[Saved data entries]
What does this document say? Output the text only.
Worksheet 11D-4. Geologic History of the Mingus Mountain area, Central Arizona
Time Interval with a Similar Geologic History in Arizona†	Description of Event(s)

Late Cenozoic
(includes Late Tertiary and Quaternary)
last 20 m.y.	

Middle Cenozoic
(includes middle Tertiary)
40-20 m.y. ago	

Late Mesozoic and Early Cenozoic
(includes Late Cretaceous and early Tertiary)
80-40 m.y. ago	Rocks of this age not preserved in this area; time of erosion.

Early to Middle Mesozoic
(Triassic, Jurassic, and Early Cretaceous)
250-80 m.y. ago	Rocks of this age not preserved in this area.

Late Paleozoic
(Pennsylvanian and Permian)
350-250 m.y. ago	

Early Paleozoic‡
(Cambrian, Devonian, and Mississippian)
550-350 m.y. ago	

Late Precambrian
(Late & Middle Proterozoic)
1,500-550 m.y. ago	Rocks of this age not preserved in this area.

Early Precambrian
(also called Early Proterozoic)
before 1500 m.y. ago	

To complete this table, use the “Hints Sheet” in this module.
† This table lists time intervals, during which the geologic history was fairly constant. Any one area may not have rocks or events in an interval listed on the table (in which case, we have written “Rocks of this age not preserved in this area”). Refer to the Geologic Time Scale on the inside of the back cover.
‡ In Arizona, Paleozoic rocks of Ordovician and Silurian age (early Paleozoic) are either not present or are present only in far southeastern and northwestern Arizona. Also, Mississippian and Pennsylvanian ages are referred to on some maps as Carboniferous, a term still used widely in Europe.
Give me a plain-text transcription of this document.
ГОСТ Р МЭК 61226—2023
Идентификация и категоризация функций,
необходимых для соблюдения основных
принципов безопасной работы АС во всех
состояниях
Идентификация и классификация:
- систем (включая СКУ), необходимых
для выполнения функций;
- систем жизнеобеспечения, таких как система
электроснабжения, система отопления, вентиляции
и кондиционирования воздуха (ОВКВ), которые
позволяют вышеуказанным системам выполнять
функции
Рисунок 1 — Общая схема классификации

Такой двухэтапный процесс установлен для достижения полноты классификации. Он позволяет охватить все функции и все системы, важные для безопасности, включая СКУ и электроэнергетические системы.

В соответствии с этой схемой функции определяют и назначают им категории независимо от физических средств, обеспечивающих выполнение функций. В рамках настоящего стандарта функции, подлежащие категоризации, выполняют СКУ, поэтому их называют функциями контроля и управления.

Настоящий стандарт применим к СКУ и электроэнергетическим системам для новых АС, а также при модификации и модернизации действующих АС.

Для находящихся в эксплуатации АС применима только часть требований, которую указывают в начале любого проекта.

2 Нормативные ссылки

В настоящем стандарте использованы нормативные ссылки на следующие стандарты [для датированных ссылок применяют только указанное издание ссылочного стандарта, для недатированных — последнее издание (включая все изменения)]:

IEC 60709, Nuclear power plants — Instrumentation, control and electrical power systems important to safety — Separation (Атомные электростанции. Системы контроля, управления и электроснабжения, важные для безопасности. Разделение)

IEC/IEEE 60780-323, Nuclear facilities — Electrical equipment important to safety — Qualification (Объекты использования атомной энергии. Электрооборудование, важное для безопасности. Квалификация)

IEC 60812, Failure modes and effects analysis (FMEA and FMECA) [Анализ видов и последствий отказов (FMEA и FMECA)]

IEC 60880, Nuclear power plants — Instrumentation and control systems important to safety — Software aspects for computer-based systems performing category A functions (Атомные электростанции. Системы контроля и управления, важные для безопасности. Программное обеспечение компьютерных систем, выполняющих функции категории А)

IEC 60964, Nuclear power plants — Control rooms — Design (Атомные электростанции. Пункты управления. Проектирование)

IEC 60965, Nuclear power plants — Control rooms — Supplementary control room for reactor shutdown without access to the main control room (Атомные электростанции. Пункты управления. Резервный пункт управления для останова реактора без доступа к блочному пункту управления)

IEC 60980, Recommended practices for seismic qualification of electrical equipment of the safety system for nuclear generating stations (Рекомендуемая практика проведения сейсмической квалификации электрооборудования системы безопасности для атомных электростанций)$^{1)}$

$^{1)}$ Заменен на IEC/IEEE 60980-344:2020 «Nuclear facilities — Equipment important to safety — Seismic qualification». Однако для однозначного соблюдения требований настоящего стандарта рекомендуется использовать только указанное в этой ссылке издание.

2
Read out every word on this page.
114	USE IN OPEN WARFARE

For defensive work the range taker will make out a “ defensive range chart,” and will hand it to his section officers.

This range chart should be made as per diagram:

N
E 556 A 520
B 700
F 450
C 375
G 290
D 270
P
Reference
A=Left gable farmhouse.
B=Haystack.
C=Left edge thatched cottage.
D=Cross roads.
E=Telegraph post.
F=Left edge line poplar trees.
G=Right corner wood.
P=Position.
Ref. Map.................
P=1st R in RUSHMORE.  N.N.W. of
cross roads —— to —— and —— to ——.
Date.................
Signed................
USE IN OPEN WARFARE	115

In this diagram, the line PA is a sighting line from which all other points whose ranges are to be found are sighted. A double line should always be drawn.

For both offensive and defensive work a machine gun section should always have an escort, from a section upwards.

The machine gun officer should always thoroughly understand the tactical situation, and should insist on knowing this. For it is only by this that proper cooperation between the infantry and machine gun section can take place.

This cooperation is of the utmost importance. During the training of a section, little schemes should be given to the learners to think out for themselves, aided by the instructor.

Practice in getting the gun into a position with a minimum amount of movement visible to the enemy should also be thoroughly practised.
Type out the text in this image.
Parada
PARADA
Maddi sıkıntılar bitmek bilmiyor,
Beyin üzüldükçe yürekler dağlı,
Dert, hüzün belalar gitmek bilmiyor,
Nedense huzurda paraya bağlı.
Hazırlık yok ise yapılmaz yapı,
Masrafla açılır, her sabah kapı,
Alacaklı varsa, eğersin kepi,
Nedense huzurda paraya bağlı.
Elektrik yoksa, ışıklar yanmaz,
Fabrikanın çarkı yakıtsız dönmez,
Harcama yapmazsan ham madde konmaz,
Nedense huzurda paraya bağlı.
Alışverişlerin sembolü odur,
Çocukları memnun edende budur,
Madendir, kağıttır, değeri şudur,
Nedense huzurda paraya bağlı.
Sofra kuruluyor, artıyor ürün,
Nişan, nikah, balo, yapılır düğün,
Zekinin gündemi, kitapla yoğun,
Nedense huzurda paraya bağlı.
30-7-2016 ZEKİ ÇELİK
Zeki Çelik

Aim of the task
In the lines above, find each one with "Late" and list it.

The result
Late Cenozoic
(includes Late Tertiary and Quaternary)
Late Mesozoic and Early Cenozoic
(includes Late Cretaceous and early Tertiary)
Late Paleozoic
Late Precambrian
(Late & Middle Proterozoic)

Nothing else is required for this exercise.